▶ _Input material_:
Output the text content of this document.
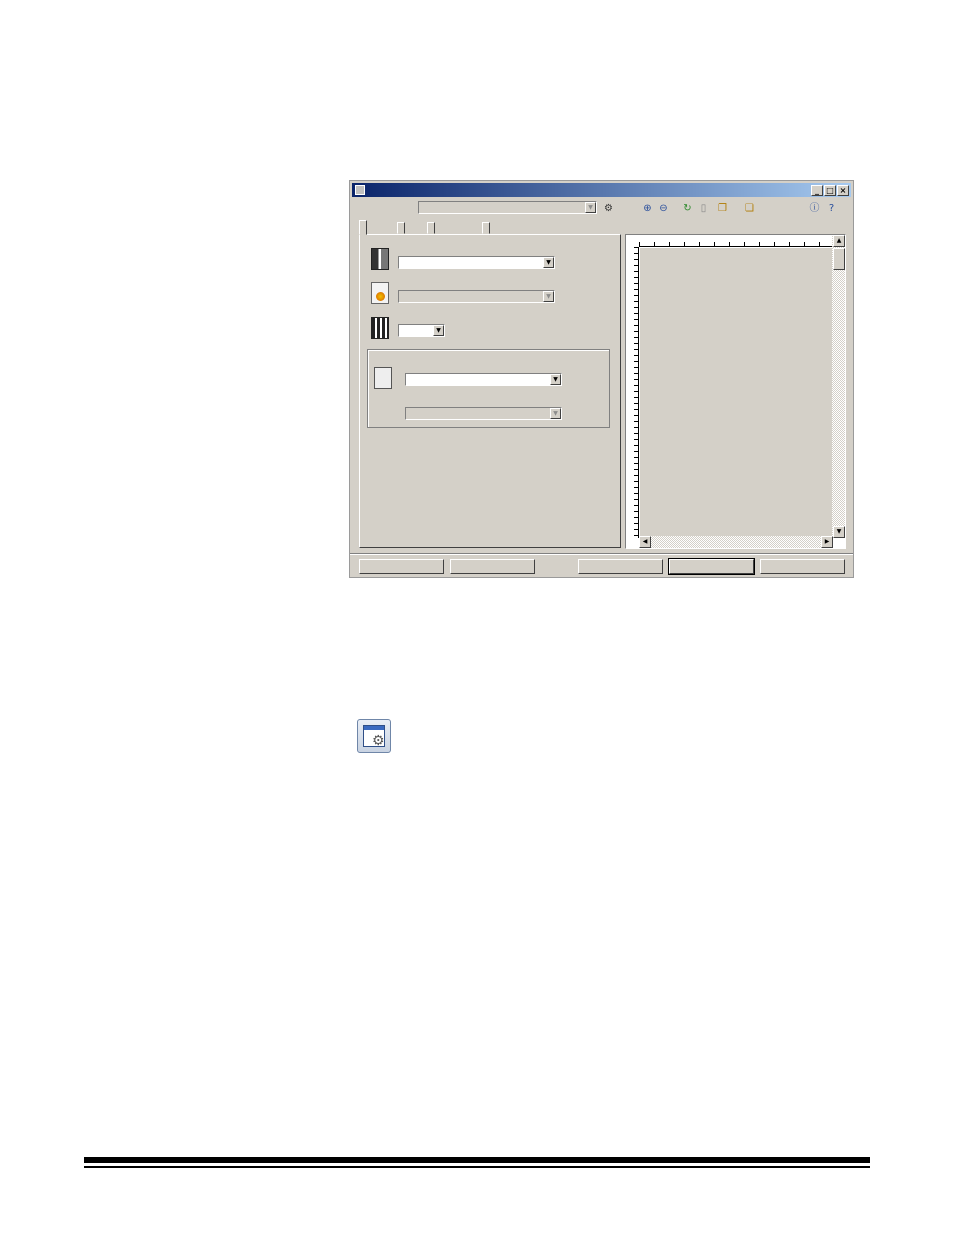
_ □ ×
▼	⚙	⊕ ⊖ ↻ ▯	❐ ❏	ⓘ ?
▼
▼
▼
▼
▼
▲
▼
◀	▶

⚙
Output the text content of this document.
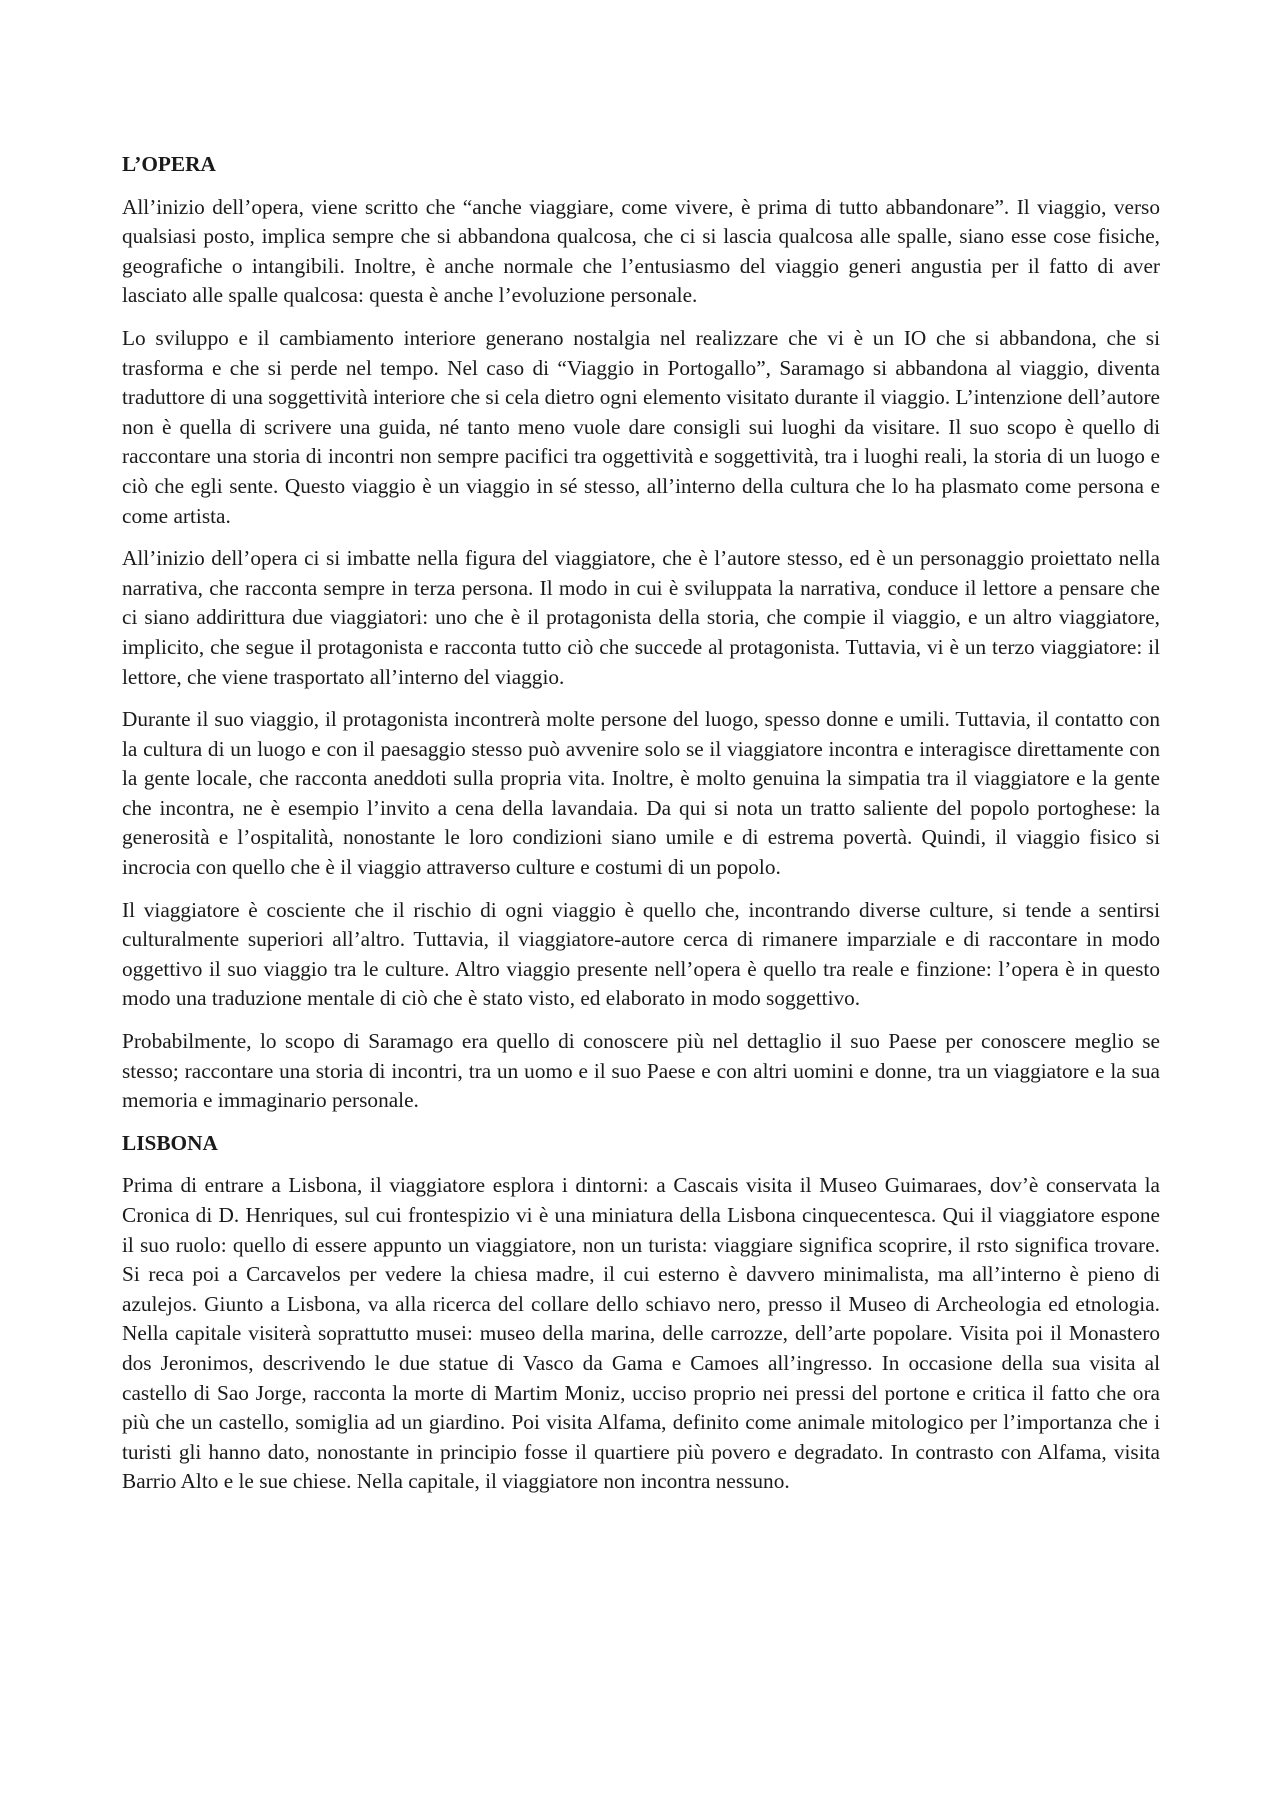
L’OPERA

All’inizio dell’opera, viene scritto che “anche viaggiare, come vivere, è prima di tutto abbandonare”. Il viaggio, verso qualsiasi posto, implica sempre che si abbandona qualcosa, che ci si lascia qualcosa alle spalle, siano esse cose fisiche, geografiche o intangibili. Inoltre, è anche normale che l’entusiasmo del viaggio generi angustia per il fatto di aver lasciato alle spalle qualcosa: questa è anche l’evoluzione personale.

Lo sviluppo e il cambiamento interiore generano nostalgia nel realizzare che vi è un IO che si abbandona, che si trasforma e che si perde nel tempo. Nel caso di “Viaggio in Portogallo”, Saramago si abbandona al viaggio, diventa traduttore di una soggettività interiore che si cela dietro ogni elemento visitato durante il viaggio. L’intenzione dell’autore non è quella di scrivere una guida, né tanto meno vuole dare consigli sui luoghi da visitare. Il suo scopo è quello di raccontare una storia di incontri non sempre pacifici tra oggettività e soggettività, tra i luoghi reali, la storia di un luogo e ciò che egli sente. Questo viaggio è un viaggio in sé stesso, all’interno della cultura che lo ha plasmato come persona e come artista.

All’inizio dell’opera ci si imbatte nella figura del viaggiatore, che è l’autore stesso, ed è un personaggio proiettato nella narrativa, che racconta sempre in terza persona. Il modo in cui è sviluppata la narrativa, conduce il lettore a pensare che ci siano addirittura due viaggiatori: uno che è il protagonista della storia, che compie il viaggio, e un altro viaggiatore, implicito, che segue il protagonista e racconta tutto ciò che succede al protagonista. Tuttavia, vi è un terzo viaggiatore: il lettore, che viene trasportato all’interno del viaggio.

Durante il suo viaggio, il protagonista incontrerà molte persone del luogo, spesso donne e umili. Tuttavia, il contatto con la cultura di un luogo e con il paesaggio stesso può avvenire solo se il viaggiatore incontra e interagisce direttamente con la gente locale, che racconta aneddoti sulla propria vita. Inoltre, è molto genuina la simpatia tra il viaggiatore e la gente che incontra, ne è esempio l’invito a cena della lavandaia. Da qui si nota un tratto saliente del popolo portoghese: la generosità e l’ospitalità, nonostante le loro condizioni siano umile e di estrema povertà. Quindi, il viaggio fisico si incrocia con quello che è il viaggio attraverso culture e costumi di un popolo.

Il viaggiatore è cosciente che il rischio di ogni viaggio è quello che, incontrando diverse culture, si tende a sentirsi culturalmente superiori all’altro. Tuttavia, il viaggiatore-autore cerca di rimanere imparziale e di raccontare in modo oggettivo il suo viaggio tra le culture. Altro viaggio presente nell’opera è quello tra reale e finzione: l’opera è in questo modo una traduzione mentale di ciò che è stato visto, ed elaborato in modo soggettivo.

Probabilmente, lo scopo di Saramago era quello di conoscere più nel dettaglio il suo Paese per conoscere meglio se stesso; raccontare una storia di incontri, tra un uomo e il suo Paese e con altri uomini e donne, tra un viaggiatore e la sua memoria e immaginario personale.

LISBONA

Prima di entrare a Lisbona, il viaggiatore esplora i dintorni: a Cascais visita il Museo Guimaraes, dov’è conservata la Cronica di D. Henriques, sul cui frontespizio vi è una miniatura della Lisbona cinquecentesca. Qui il viaggiatore espone il suo ruolo: quello di essere appunto un viaggiatore, non un turista: viaggiare significa scoprire, il rsto significa trovare. Si reca poi a Carcavelos per vedere la chiesa madre, il cui esterno è davvero minimalista, ma all’interno è pieno di azulejos. Giunto a Lisbona, va alla ricerca del collare dello schiavo nero, presso il Museo di Archeologia ed etnologia. Nella capitale visiterà soprattutto musei: museo della marina, delle carrozze, dell’arte popolare. Visita poi il Monastero dos Jeronimos, descrivendo le due statue di Vasco da Gama e Camoes all’ingresso. In occasione della sua visita al castello di Sao Jorge, racconta la morte di Martim Moniz, ucciso proprio nei pressi del portone e critica il fatto che ora più che un castello, somiglia ad un giardino. Poi visita Alfama, definito come animale mitologico per l’importanza che i turisti gli hanno dato, nonostante in principio fosse il quartiere più povero e degradato. In contrasto con Alfama, visita Barrio Alto e le sue chiese. Nella capitale, il viaggiatore non incontra nessuno.
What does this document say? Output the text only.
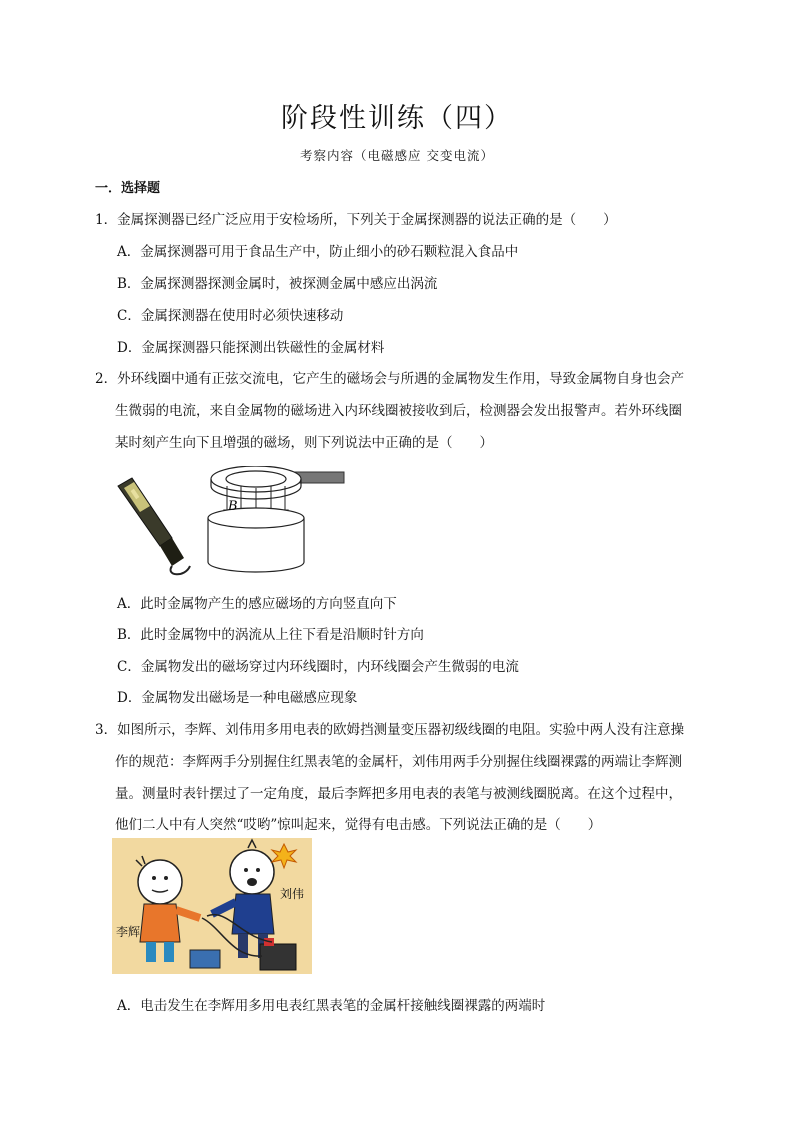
阶段性训练（四）
考察内容（电磁感应 交变电流）
一．选择题
1．金属探测器已经广泛应用于安检场所，下列关于金属探测器的说法正确的是（　　）
A．金属探测器可用于食品生产中，防止细小的砂石颗粒混入食品中
B．金属探测器探测金属时，被探测金属中感应出涡流
C．金属探测器在使用时必须快速移动
D．金属探测器只能探测出铁磁性的金属材料
2．外环线圈中通有正弦交流电，它产生的磁场会与所遇的金属物发生作用，导致金属物自身也会产
生微弱的电流，来自金属物的磁场进入内环线圈被接收到后，检测器会发出报警声。若外环线圈
某时刻产生向下且增强的磁场，则下列说法中正确的是（　　）
B
A．此时金属物产生的感应磁场的方向竖直向下
B．此时金属物中的涡流从上往下看是沿顺时针方向
C．金属物发出的磁场穿过内环线圈时，内环线圈会产生微弱的电流
D．金属物发出磁场是一种电磁感应现象
3．如图所示，李辉、刘伟用多用电表的欧姆挡测量变压器初级线圈的电阻。实验中两人没有注意操
作的规范：李辉两手分别握住红黑表笔的金属杆，刘伟用两手分别握住线圈裸露的两端让李辉测
量。测量时表针摆过了一定角度，最后李辉把多用电表的表笔与被测线圈脱离。在这个过程中，
他们二人中有人突然“哎哟”惊叫起来，觉得有电击感。下列说法正确的是（　　）
刘伟
李辉
A．电击发生在李辉用多用电表红黑表笔的金属杆接触线圈裸露的两端时
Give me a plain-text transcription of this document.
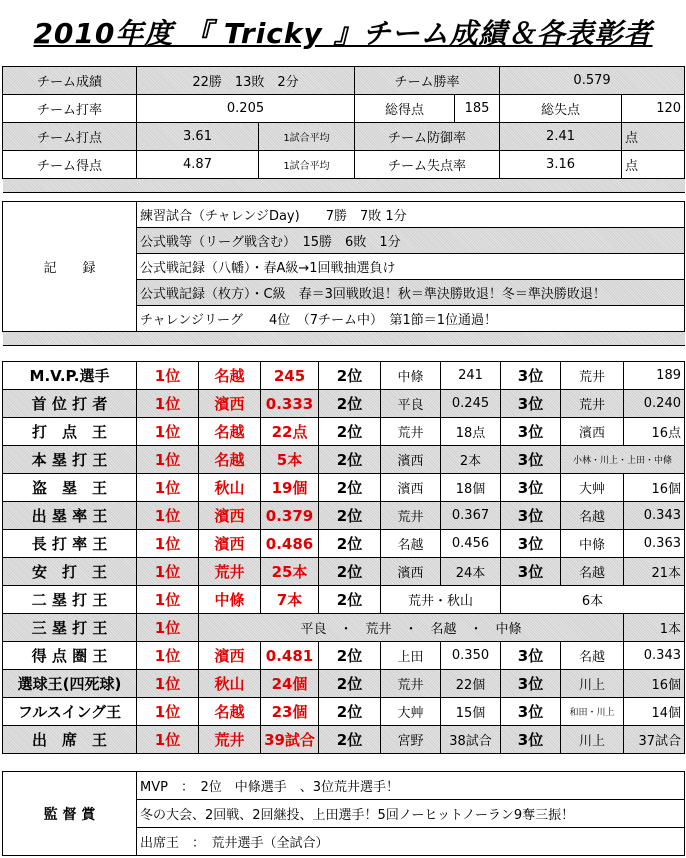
2010年度 『 Tricky 』チーム成績＆各表彰者
チーム成績	22勝　13敗　2分		チーム勝率		0.579	
チーム打率	0.205		総得点	185	総失点	120
チーム打点	3.61	1試合平均	チーム防御率		2.41	点
チーム得点	4.87	1試合平均	チーム失点率		3.16	点

記　　録	練習試合（チャレンジDay)　　7勝　7敗 1分
公式戦等（リーグ戦含む）　15勝　6敗　1分
公式戦記録（八幡）・春A級→1回戦抽選負け
公式戦記録（枚方）・C級　春＝3回戦敗退！秋＝準決勝敗退！冬＝準決勝敗退！
チャレンジリーグ　　4位　（7チーム中）　第1節＝1位通過！

M.V.P.選手	1位	名越	245	2位	中條	241	3位	荒井	189
首 位 打 者	1位	濱西	0.333	2位	平良	0.245	3位	荒井	0.240
打　点　王	1位	名越	22点	2位	荒井	18点	3位	濱西	16点
本 塁 打 王	1位	名越	5本	2位	濱西	2本	3位	小林・川上・上田・中條	
盗　塁　王	1位	秋山	19個	2位	濱西	18個	3位	大艸	16個
出 塁 率 王	1位	濱西	0.379	2位	荒井	0.367	3位	名越	0.343
長 打 率 王	1位	濱西	0.486	2位	名越	0.456	3位	中條	0.363
安　打　王	1位	荒井	25本	2位	濱西	24本	3位	名越	21本
二 塁 打 王	1位	中條	7本	2位	荒井・秋山		6本		
三 塁 打 王	1位	平良　・　荒井　・　名越　・　中條							1本
得 点 圏 王	1位	濱西	0.481	2位	上田	0.350	3位	名越	0.343
選球王(四死球)	1位	秋山	24個	2位	荒井	22個	3位	川上	16個
フルスイング王	1位	名越	23個	2位	大艸	15個	3位	和田・川上	14個
出　席　王	1位	荒井	39試合	2位	宮野	38試合	3位	川上	37試合
監 督 賞	MVP　：　2位　中條選手　、3位荒井選手！
冬の大会、2回戦、2回継投、上田選手！5回ノーヒットノーラン9奪三振！
出席王　：　荒井選手（全試合）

▶ _Problem description_: Look through the entries and find each line that has the string "text". Copy those lines.

▶ _Exercise output_:
Output the text content of this document.
Output the text content of this document.
What does this document say? Output the text only.
Give me a plain-text transcription of this document.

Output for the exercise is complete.